_WRITTEN INSTRUCTION:_ Reproduce each line exactly, including spacing and punctuation.

_Excerpt from a dataset:_

------------------------------

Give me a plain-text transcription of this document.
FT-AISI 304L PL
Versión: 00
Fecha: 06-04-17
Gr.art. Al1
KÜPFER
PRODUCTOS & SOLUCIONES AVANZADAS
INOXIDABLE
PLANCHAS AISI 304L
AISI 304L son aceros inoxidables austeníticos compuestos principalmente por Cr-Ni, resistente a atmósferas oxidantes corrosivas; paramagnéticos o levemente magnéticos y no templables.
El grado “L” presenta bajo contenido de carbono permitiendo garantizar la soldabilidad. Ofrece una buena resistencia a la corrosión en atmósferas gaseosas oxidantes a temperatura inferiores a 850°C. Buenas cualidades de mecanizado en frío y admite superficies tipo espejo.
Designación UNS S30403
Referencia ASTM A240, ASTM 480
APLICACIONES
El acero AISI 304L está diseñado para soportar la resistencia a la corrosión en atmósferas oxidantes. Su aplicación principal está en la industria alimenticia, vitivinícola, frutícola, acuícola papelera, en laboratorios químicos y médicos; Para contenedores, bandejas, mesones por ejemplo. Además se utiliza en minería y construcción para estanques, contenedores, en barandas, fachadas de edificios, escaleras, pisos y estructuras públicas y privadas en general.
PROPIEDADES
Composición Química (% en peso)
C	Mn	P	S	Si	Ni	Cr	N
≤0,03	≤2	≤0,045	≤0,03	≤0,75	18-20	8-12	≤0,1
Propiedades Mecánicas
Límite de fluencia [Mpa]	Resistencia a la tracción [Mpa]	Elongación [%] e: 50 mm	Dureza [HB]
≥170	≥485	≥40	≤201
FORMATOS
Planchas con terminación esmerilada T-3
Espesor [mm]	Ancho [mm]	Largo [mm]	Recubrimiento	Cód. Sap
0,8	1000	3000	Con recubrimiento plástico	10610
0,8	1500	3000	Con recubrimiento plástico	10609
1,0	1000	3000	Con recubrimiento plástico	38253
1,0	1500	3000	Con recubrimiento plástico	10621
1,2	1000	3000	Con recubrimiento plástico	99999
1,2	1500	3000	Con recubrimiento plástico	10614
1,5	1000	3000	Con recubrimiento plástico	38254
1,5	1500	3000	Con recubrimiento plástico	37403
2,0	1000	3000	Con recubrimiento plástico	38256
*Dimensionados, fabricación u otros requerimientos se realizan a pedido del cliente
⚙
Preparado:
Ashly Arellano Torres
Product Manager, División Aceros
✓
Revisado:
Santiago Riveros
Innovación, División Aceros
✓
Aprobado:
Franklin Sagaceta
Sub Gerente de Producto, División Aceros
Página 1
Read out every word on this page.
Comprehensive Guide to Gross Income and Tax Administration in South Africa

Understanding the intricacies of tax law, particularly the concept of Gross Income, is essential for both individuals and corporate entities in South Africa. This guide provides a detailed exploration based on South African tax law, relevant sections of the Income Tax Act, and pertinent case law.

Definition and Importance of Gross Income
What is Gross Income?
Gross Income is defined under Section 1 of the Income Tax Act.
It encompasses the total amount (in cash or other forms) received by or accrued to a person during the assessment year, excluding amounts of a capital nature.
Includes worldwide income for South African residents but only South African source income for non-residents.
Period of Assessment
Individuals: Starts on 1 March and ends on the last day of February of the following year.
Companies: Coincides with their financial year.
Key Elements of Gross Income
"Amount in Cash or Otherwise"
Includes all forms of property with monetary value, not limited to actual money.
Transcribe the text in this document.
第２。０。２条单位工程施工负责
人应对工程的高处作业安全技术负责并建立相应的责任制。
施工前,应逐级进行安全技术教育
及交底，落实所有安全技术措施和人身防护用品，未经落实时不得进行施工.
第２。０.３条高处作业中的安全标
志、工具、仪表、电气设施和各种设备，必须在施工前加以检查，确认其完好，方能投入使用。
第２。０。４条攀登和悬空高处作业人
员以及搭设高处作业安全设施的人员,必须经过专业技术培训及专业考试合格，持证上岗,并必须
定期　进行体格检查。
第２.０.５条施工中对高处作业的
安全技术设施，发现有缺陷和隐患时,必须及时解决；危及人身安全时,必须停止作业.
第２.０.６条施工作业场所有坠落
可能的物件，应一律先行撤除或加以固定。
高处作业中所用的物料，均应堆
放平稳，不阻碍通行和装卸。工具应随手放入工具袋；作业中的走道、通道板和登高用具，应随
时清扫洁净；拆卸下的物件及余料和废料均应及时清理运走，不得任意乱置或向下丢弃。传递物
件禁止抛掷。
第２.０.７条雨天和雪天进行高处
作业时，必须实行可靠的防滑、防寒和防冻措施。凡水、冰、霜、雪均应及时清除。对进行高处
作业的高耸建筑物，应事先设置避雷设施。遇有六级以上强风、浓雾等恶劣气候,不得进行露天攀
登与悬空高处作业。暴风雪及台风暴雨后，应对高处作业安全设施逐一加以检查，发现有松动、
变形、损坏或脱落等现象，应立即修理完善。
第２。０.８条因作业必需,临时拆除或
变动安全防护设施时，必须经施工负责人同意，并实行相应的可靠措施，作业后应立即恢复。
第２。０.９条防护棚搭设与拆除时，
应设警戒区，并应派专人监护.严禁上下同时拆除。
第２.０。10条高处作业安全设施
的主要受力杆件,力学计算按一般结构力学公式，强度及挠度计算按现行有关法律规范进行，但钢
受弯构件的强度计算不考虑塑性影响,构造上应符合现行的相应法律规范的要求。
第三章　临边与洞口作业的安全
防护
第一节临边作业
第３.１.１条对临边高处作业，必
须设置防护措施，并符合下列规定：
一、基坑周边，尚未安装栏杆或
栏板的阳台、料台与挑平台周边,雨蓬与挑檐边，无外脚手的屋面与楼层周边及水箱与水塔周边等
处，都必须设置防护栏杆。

------------------------------

_EXERCISE RESPONSE:_
Give me a plain-text transcription of this document.
FT-AISI 304L PL
Versión: 00
Fecha: 06-04-17
Gr.art. Al1
KÜPFER
PRODUCTOS & SOLUCIONES AVANZADAS
INOXIDABLE
PLANCHAS AISI 304L
AISI 304L son aceros inoxidables austeníticos compuestos principalmente por Cr-Ni, resistente a atmósferas oxidantes corrosivas; paramagnéticos o levemente magnéticos y no templables.
El grado “L” presenta bajo contenido de carbono permitiendo garantizar la soldabilidad. Ofrece una buena resistencia a la corrosión en atmósferas gaseosas oxidantes a temperatura inferiores a 850°C. Buenas cualidades de mecanizado en frío y admite superficies tipo espejo.
Designación UNS S30403
Referencia ASTM A240, ASTM 480
APLICACIONES
El acero AISI 304L está diseñado para soportar la resistencia a la corrosión en atmósferas oxidantes. Su aplicación principal está en la industria alimenticia, vitivinícola, frutícola, acuícola papelera, en laboratorios químicos y médicos; Para contenedores, bandejas, mesones por ejemplo. Además se utiliza en minería y construcción para estanques, contenedores, en barandas, fachadas de edificios, escaleras, pisos y estructuras públicas y privadas en general.
PROPIEDADES
Composición Química (% en peso)
C	Mn	P	S	Si	Ni	Cr	N
≤0,03	≤2	≤0,045	≤0,03	≤0,75	18-20	8-12	≤0,1
Propiedades Mecánicas
Límite de fluencia [Mpa]	Resistencia a la tracción [Mpa]	Elongación [%] e: 50 mm	Dureza [HB]
≥170	≥485	≥40	≤201
FORMATOS
Planchas con terminación esmerilada T-3
Espesor [mm]	Ancho [mm]	Largo [mm]	Recubrimiento	Cód. Sap
0,8	1000	3000	Con recubrimiento plástico	10610
0,8	1500	3000	Con recubrimiento plástico	10609
1,0	1000	3000	Con recubrimiento plástico	38253
1,0	1500	3000	Con recubrimiento plástico	10621
1,2	1000	3000	Con recubrimiento plástico	99999
1,2	1500	3000	Con recubrimiento plástico	10614
1,5	1000	3000	Con recubrimiento plástico	38254
1,5	1500	3000	Con recubrimiento plástico	37403
2,0	1000	3000	Con recubrimiento plástico	38256
*Dimensionados, fabricación u otros requerimientos se realizan a pedido del cliente
⚙
Preparado:
Ashly Arellano Torres
Product Manager, División Aceros
✓
Revisado:
Santiago Riveros
Innovación, División Aceros
✓
Aprobado:
Franklin Sagaceta
Sub Gerente de Producto, División Aceros
Página 1
Read out every word on this page.
Comprehensive Guide to Gross Income and Tax Administration in South Africa

Understanding the intricacies of tax law, particularly the concept of Gross Income, is essential for both individuals and corporate entities in South Africa. This guide provides a detailed exploration based on South African tax law, relevant sections of the Income Tax Act, and pertinent case law.

Definition and Importance of Gross Income
What is Gross Income?
Gross Income is defined under Section 1 of the Income Tax Act.
It encompasses the total amount (in cash or other forms) received by or accrued to a person during the assessment year, excluding amounts of a capital nature.
Includes worldwide income for South African residents but only South African source income for non-residents.
Period of Assessment
Individuals: Starts on 1 March and ends on the last day of February of the following year.
Companies: Coincides with their financial year.
Key Elements of Gross Income
"Amount in Cash or Otherwise"
Includes all forms of property with monetary value, not limited to actual money.
Transcribe the text in this document.
第２。０。２条单位工程施工负责
人应对工程的高处作业安全技术负责并建立相应的责任制。
施工前,应逐级进行安全技术教育
及交底，落实所有安全技术措施和人身防护用品，未经落实时不得进行施工.
第２。０.３条高处作业中的安全标
志、工具、仪表、电气设施和各种设备，必须在施工前加以检查，确认其完好，方能投入使用。
第２。０。４条攀登和悬空高处作业人
员以及搭设高处作业安全设施的人员,必须经过专业技术培训及专业考试合格，持证上岗,并必须
定期　进行体格检查。
第２.０.５条施工中对高处作业的
安全技术设施，发现有缺陷和隐患时,必须及时解决；危及人身安全时,必须停止作业.
第２.０.６条施工作业场所有坠落
可能的物件，应一律先行撤除或加以固定。
高处作业中所用的物料，均应堆
放平稳，不阻碍通行和装卸。工具应随手放入工具袋；作业中的走道、通道板和登高用具，应随
时清扫洁净；拆卸下的物件及余料和废料均应及时清理运走，不得任意乱置或向下丢弃。传递物
件禁止抛掷。
第２.０.７条雨天和雪天进行高处
作业时，必须实行可靠的防滑、防寒和防冻措施。凡水、冰、霜、雪均应及时清除。对进行高处
作业的高耸建筑物，应事先设置避雷设施。遇有六级以上强风、浓雾等恶劣气候,不得进行露天攀
登与悬空高处作业。暴风雪及台风暴雨后，应对高处作业安全设施逐一加以检查，发现有松动、
变形、损坏或脱落等现象，应立即修理完善。
第２。０.８条因作业必需,临时拆除或
变动安全防护设施时，必须经施工负责人同意，并实行相应的可靠措施，作业后应立即恢复。
第２。０.９条防护棚搭设与拆除时，
应设警戒区，并应派专人监护.严禁上下同时拆除。
第２.０。10条高处作业安全设施
的主要受力杆件,力学计算按一般结构力学公式，强度及挠度计算按现行有关法律规范进行，但钢
受弯构件的强度计算不考虑塑性影响,构造上应符合现行的相应法律规范的要求。
第三章　临边与洞口作业的安全
防护
第一节临边作业
第３.１.１条对临边高处作业，必
须设置防护措施，并符合下列规定：
一、基坑周边，尚未安装栏杆或
栏板的阳台、料台与挑平台周边,雨蓬与挑檐边，无外脚手的屋面与楼层周边及水箱与水塔周边等
处，都必须设置防护栏杆。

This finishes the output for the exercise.